* _WRITTEN REQUEST_:
Each line that holds the word "Belastung" counts once; report how many lines do so and nothing else.

* _INFORMATION PROVIDED_:
▼

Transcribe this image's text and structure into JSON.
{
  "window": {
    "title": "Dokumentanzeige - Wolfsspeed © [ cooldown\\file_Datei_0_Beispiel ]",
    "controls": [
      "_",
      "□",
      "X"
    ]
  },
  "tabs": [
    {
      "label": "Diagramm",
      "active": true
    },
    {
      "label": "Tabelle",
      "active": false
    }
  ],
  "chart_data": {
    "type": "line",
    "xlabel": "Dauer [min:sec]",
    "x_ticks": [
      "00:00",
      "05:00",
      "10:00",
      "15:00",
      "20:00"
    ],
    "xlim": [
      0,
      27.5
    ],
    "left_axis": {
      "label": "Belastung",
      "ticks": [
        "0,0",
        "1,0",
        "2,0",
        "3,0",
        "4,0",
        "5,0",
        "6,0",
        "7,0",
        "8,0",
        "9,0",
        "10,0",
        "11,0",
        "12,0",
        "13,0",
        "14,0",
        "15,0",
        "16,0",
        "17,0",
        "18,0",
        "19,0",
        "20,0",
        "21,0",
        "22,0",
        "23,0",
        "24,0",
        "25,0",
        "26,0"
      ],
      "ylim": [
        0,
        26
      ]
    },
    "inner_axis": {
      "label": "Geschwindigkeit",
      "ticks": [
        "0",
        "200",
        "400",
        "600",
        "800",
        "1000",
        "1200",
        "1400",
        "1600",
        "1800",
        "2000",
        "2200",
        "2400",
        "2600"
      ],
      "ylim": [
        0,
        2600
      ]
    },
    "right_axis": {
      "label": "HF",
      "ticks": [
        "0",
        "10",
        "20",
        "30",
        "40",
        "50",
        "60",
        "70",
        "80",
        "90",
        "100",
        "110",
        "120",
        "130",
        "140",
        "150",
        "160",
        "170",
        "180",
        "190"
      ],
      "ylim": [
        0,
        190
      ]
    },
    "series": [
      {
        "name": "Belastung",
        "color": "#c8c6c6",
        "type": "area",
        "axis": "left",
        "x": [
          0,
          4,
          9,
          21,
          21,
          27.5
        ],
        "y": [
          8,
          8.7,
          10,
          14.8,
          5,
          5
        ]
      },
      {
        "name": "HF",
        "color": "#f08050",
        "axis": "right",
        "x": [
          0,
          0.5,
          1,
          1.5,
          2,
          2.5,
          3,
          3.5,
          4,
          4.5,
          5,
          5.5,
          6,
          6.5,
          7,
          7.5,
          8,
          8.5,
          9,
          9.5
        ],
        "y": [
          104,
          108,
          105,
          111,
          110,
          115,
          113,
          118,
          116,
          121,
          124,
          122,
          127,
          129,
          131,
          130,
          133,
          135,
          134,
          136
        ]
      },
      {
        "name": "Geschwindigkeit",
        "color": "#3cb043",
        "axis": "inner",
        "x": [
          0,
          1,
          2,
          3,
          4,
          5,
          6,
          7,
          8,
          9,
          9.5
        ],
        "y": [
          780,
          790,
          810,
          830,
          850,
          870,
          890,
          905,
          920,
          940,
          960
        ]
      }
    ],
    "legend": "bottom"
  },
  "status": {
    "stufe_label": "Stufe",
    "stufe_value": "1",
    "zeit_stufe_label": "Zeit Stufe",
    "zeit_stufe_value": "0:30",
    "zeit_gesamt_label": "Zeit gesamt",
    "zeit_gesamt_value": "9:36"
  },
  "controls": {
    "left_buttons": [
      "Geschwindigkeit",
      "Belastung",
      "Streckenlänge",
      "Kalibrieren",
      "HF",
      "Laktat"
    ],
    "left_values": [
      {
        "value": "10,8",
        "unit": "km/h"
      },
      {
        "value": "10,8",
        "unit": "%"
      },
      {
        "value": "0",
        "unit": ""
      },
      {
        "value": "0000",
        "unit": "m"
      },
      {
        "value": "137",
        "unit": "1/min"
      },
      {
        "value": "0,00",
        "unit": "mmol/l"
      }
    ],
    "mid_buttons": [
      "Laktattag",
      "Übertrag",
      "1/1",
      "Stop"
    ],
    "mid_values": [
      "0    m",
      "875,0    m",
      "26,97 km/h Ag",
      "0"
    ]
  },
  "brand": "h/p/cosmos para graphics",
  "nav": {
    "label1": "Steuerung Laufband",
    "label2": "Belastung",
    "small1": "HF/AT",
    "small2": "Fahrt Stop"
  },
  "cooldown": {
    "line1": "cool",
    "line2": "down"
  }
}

▲
▼

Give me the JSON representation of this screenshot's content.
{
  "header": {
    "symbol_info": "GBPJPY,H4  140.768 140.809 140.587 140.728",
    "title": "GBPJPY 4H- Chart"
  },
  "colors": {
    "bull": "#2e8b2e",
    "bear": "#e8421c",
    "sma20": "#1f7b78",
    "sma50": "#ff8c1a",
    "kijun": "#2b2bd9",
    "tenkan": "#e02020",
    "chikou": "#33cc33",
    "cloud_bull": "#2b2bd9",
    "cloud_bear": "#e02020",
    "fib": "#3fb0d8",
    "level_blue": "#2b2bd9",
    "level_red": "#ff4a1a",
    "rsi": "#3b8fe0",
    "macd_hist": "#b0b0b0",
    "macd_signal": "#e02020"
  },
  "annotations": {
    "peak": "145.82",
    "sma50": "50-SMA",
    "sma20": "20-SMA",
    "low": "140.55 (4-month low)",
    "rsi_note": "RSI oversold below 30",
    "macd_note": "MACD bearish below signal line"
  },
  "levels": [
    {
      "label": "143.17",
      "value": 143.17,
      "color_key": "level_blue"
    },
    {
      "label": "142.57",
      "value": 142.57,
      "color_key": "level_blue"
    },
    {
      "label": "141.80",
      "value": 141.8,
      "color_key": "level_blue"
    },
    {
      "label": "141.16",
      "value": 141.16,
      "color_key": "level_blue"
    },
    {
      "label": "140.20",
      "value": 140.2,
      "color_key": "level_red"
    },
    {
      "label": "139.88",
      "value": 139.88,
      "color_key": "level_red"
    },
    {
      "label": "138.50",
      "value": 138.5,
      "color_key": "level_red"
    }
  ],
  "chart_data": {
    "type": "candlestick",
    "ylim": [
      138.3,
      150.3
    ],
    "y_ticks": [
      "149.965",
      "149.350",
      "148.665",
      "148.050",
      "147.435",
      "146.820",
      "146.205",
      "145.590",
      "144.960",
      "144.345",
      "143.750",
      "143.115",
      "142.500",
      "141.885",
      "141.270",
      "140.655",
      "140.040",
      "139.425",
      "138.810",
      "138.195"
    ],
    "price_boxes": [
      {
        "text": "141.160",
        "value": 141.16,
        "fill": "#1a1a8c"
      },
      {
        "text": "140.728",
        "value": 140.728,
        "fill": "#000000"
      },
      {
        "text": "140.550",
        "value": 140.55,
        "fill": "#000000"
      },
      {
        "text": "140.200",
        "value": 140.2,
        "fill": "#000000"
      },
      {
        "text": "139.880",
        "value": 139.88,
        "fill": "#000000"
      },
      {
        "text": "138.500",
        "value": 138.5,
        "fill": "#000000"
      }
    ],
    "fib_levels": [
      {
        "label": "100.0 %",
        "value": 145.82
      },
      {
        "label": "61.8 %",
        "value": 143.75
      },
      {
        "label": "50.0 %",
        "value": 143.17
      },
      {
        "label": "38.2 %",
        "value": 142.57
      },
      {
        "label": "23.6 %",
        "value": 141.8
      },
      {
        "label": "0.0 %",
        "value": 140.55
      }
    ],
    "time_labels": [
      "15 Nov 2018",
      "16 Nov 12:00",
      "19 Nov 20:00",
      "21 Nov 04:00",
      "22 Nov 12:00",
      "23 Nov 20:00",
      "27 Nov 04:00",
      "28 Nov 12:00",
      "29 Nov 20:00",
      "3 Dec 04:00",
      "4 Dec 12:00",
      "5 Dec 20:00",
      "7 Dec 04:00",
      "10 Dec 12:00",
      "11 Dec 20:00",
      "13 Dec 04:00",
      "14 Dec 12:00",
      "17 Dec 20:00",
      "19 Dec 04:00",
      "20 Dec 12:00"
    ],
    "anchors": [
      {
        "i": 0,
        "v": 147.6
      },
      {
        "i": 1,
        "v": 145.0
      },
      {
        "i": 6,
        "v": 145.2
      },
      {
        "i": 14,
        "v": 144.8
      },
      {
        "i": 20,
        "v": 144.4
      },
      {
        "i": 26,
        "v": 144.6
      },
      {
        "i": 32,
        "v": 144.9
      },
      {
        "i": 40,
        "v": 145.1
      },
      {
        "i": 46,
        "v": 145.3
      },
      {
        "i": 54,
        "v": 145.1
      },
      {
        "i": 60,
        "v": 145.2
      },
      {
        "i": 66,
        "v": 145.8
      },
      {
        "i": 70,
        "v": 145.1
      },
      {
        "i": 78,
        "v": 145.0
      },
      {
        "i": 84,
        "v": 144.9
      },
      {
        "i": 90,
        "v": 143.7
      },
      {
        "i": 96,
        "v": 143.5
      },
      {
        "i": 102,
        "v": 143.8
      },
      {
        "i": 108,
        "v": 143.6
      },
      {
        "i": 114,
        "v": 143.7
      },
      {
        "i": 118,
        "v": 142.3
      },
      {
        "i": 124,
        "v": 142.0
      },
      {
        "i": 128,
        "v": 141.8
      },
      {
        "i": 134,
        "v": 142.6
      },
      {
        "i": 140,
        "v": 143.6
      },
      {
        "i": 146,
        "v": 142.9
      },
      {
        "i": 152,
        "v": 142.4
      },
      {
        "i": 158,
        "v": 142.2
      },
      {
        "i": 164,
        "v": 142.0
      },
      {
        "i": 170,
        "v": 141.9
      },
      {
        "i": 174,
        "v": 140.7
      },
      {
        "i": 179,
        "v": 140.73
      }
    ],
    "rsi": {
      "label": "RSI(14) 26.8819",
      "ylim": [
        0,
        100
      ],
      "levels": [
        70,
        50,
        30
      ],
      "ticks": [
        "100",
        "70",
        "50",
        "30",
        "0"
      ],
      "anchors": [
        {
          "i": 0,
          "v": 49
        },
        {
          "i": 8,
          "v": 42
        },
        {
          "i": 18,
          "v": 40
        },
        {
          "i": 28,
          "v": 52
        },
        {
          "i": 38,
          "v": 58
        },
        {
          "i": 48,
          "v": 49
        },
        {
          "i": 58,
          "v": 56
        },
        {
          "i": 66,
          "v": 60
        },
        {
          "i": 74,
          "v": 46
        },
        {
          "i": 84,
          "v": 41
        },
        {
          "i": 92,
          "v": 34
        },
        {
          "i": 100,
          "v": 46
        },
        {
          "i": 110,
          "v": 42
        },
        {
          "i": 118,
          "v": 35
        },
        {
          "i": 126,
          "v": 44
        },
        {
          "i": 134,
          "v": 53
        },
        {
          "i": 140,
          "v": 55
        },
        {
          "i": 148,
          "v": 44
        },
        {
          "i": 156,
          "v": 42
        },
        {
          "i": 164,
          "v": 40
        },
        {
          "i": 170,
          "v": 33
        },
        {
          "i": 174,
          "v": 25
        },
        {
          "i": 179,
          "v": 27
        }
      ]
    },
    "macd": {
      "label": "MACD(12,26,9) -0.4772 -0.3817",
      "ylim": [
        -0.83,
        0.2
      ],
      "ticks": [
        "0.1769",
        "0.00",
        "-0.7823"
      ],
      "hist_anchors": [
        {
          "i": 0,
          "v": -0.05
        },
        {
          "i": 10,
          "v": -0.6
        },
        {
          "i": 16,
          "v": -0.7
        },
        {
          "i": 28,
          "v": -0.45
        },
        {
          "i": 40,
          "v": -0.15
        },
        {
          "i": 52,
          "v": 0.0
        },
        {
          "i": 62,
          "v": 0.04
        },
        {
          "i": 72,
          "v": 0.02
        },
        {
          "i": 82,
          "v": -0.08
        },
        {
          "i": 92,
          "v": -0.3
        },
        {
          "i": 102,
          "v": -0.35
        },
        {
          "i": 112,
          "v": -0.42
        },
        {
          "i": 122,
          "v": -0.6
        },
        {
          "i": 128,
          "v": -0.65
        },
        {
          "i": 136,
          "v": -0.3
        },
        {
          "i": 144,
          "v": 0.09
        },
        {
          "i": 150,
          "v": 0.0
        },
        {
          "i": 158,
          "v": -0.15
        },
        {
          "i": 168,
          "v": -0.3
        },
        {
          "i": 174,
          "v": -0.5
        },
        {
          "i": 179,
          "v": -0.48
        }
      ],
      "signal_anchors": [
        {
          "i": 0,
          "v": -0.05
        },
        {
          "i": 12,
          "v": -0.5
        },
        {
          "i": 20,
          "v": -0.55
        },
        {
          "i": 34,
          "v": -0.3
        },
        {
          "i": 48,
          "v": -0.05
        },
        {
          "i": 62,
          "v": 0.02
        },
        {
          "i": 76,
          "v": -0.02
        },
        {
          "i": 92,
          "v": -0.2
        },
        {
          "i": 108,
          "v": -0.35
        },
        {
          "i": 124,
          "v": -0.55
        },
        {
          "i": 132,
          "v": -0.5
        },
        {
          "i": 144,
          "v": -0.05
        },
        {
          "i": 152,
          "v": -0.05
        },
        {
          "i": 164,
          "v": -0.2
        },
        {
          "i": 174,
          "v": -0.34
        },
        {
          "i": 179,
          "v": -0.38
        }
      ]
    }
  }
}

▲

* _RESULT OF THIS EXERCISE_:
4